**Exercise aim**
Output the material exactly, but drop every image it holds.

**Input rows**
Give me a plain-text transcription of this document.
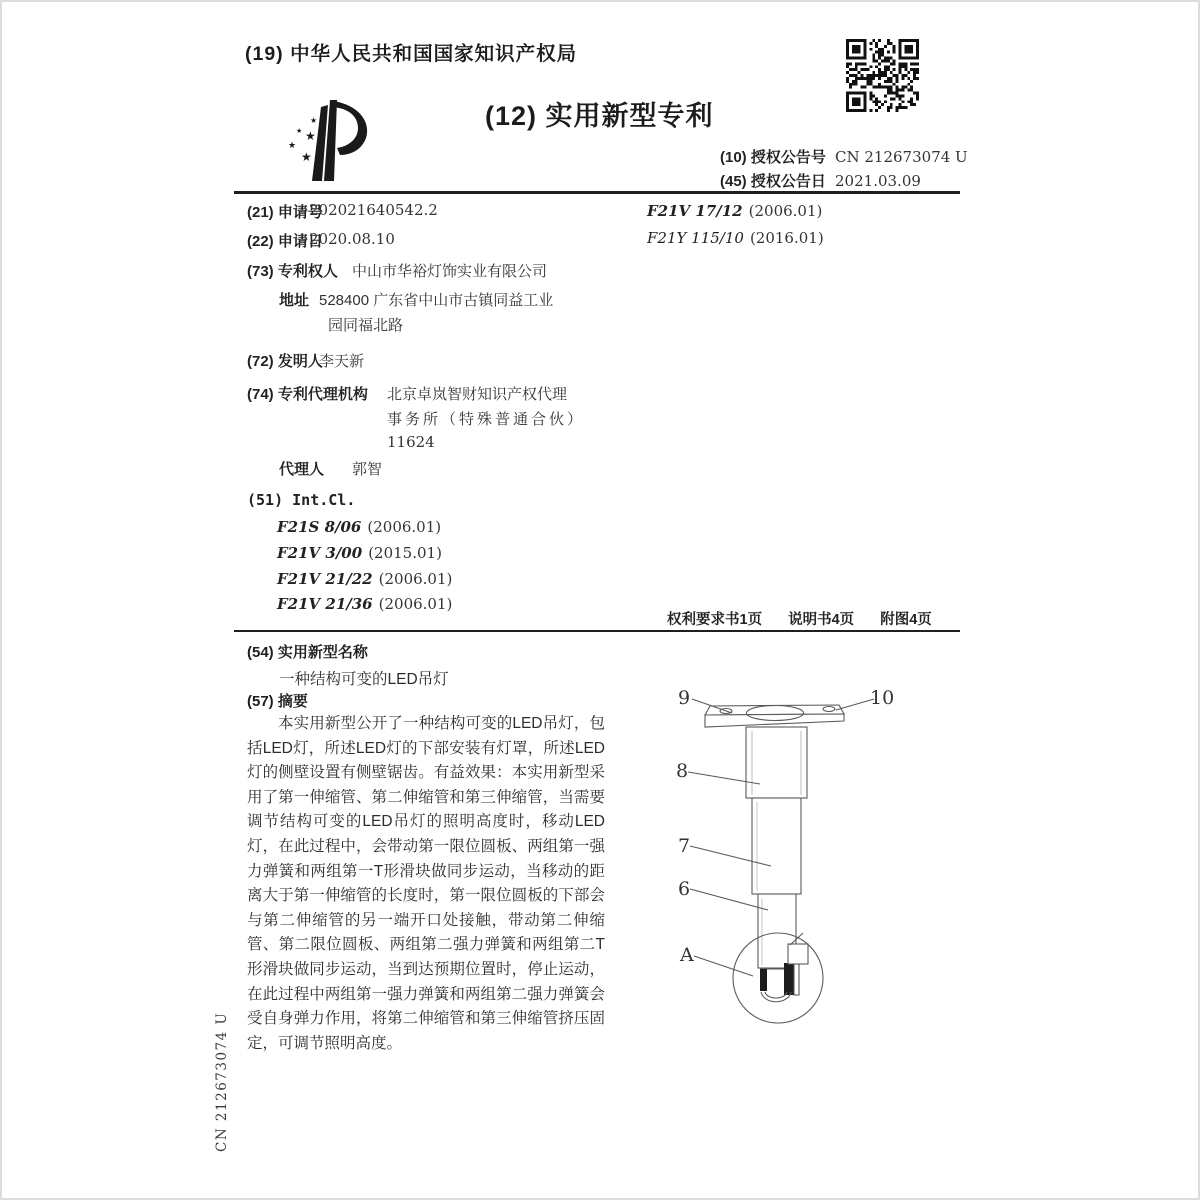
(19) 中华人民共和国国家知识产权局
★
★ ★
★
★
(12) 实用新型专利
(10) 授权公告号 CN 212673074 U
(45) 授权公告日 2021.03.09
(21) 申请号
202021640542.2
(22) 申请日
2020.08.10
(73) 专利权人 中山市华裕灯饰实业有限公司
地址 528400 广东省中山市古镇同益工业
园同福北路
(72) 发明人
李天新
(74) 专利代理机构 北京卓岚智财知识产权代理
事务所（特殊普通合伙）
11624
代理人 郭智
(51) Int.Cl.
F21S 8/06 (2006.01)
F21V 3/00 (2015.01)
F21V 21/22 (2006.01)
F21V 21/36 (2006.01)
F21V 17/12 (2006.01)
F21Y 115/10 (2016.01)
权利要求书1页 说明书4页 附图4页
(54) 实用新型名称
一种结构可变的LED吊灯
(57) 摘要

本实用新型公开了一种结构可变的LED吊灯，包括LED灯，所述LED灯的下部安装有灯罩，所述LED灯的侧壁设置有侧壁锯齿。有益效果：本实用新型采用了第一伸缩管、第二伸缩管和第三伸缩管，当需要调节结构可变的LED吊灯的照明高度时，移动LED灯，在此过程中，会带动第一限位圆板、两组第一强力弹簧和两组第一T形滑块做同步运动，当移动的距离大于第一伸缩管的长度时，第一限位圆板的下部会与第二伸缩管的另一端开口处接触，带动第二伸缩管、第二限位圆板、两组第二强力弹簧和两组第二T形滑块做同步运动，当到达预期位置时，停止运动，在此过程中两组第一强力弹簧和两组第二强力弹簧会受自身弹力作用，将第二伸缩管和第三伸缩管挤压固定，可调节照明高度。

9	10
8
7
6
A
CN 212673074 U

**Exercise result**
Give me a plain-text transcription of this document.
(19) 中华人民共和国国家知识产权局
★
★ ★
★
★
(12) 实用新型专利
(10) 授权公告号 CN 212673074 U
(45) 授权公告日 2021.03.09
(21) 申请号
202021640542.2
(22) 申请日
2020.08.10
(73) 专利权人 中山市华裕灯饰实业有限公司
地址 528400 广东省中山市古镇同益工业
园同福北路
(72) 发明人
李天新
(74) 专利代理机构 北京卓岚智财知识产权代理
事务所（特殊普通合伙）
11624
代理人 郭智
(51) Int.Cl.
F21S 8/06 (2006.01)
F21V 3/00 (2015.01)
F21V 21/22 (2006.01)
F21V 21/36 (2006.01)
F21V 17/12 (2006.01)
F21Y 115/10 (2016.01)
权利要求书1页 说明书4页 附图4页
(54) 实用新型名称
一种结构可变的LED吊灯
(57) 摘要

本实用新型公开了一种结构可变的LED吊灯，包括LED灯，所述LED灯的下部安装有灯罩，所述LED灯的侧壁设置有侧壁锯齿。有益效果：本实用新型采用了第一伸缩管、第二伸缩管和第三伸缩管，当需要调节结构可变的LED吊灯的照明高度时，移动LED灯，在此过程中，会带动第一限位圆板、两组第一强力弹簧和两组第一T形滑块做同步运动，当移动的距离大于第一伸缩管的长度时，第一限位圆板的下部会与第二伸缩管的另一端开口处接触，带动第二伸缩管、第二限位圆板、两组第二强力弹簧和两组第二T形滑块做同步运动，当到达预期位置时，停止运动，在此过程中两组第一强力弹簧和两组第二强力弹簧会受自身弹力作用，将第二伸缩管和第三伸缩管挤压固定，可调节照明高度。

9	10
8
7
6
A
CN 212673074 U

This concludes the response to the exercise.